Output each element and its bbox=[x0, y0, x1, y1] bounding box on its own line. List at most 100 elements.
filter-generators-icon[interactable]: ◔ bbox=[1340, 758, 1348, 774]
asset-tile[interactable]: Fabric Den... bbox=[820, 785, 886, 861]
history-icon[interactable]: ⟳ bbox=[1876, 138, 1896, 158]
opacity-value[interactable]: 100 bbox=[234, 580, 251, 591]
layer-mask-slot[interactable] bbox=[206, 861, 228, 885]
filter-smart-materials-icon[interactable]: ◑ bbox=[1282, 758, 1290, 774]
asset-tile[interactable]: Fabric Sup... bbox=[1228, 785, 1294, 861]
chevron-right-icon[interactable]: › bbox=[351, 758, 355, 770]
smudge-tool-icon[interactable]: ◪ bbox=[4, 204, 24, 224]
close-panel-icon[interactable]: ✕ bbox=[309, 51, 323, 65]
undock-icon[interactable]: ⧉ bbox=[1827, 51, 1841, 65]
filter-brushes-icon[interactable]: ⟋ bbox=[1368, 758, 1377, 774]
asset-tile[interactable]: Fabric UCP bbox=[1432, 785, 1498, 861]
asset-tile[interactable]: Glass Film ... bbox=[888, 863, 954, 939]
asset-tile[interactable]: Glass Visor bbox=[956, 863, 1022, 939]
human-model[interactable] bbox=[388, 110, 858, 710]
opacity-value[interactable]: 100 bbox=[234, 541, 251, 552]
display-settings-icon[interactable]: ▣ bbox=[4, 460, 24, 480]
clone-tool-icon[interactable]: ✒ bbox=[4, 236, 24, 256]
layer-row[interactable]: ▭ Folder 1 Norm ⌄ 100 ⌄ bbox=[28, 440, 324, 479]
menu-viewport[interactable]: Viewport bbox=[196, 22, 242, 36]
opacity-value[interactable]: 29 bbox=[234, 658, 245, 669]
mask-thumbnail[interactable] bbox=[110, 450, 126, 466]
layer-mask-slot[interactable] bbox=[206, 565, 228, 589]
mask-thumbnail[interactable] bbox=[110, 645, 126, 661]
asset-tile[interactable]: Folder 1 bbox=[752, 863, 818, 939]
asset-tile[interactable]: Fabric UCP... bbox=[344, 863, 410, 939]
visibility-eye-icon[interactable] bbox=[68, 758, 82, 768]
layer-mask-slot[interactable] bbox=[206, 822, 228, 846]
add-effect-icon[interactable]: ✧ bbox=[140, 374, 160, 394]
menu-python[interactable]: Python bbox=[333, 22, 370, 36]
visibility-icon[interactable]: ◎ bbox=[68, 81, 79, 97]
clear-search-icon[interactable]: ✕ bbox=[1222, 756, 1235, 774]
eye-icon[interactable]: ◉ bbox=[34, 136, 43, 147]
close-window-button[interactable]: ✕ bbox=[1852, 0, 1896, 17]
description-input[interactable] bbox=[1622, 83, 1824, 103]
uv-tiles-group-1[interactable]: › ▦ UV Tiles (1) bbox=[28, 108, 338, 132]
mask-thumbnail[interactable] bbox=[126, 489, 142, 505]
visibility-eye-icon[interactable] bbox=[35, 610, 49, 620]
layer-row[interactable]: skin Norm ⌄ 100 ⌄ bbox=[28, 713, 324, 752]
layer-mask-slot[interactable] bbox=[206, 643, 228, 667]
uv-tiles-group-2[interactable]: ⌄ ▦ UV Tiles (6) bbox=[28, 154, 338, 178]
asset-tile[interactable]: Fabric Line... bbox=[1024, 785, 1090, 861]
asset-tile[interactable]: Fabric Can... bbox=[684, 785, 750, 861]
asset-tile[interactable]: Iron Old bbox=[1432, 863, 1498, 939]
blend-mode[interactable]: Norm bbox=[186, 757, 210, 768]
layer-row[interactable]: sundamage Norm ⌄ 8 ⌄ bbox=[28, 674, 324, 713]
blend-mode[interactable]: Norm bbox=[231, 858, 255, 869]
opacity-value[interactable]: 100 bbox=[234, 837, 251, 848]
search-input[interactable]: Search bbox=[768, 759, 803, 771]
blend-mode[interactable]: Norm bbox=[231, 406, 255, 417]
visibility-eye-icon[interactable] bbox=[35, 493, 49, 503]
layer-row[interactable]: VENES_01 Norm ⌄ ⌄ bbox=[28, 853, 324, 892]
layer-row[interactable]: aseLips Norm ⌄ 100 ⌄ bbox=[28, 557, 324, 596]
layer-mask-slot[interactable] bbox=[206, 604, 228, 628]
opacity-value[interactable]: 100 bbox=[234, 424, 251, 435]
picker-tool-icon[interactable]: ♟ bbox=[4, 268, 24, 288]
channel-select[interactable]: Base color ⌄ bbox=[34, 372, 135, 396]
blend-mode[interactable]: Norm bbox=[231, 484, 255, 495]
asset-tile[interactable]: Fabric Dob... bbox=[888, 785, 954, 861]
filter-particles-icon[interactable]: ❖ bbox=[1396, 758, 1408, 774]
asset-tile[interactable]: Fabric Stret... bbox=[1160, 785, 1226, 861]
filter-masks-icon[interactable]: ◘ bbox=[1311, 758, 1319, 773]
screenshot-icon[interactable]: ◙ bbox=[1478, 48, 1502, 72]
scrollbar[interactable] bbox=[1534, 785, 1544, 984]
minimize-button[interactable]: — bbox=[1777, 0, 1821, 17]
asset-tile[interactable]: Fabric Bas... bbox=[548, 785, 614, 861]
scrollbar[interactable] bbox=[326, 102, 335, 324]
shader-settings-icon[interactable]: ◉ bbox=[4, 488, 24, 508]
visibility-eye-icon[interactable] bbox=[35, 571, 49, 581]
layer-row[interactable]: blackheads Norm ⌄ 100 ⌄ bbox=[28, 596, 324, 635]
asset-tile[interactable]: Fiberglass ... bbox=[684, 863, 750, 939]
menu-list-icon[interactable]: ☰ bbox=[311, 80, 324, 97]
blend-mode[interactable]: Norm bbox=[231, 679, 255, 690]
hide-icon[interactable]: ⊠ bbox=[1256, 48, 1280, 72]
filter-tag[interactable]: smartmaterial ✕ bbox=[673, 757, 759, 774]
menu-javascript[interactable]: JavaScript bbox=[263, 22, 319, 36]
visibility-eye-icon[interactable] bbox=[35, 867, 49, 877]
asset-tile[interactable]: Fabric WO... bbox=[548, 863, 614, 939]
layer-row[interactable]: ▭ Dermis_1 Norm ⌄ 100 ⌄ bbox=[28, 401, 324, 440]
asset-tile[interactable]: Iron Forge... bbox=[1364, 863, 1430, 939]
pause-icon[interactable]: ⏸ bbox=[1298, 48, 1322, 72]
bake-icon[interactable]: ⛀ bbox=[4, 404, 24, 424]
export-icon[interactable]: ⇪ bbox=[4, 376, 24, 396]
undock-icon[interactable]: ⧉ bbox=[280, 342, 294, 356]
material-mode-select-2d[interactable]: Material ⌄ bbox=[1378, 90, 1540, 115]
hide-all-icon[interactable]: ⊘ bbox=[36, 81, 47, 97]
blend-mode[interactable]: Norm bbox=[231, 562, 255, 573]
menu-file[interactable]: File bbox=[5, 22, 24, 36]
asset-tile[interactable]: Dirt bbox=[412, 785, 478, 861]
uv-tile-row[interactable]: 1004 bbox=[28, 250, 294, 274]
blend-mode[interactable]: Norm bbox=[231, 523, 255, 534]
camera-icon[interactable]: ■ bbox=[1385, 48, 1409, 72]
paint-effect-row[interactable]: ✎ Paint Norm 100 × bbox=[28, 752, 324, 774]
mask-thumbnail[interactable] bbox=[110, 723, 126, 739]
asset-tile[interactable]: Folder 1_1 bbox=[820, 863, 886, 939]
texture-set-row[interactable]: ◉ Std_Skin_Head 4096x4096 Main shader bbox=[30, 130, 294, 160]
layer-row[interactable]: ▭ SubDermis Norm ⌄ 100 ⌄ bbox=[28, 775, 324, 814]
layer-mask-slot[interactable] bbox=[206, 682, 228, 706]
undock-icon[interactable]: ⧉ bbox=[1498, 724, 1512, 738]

····················

(Request):
Copy the items word for word, from the first line through the line containing "opacity-value[interactable]: 100 bbox=[234, 580, 251, 591]".

(Exercise response):
Output each element and its bbox=[x0, y0, x1, y1] bounding box on its own line. List at most 100 elements.
filter-generators-icon[interactable]: ◔ bbox=[1340, 758, 1348, 774]
asset-tile[interactable]: Fabric Den... bbox=[820, 785, 886, 861]
history-icon[interactable]: ⟳ bbox=[1876, 138, 1896, 158]
opacity-value[interactable]: 100 bbox=[234, 580, 251, 591]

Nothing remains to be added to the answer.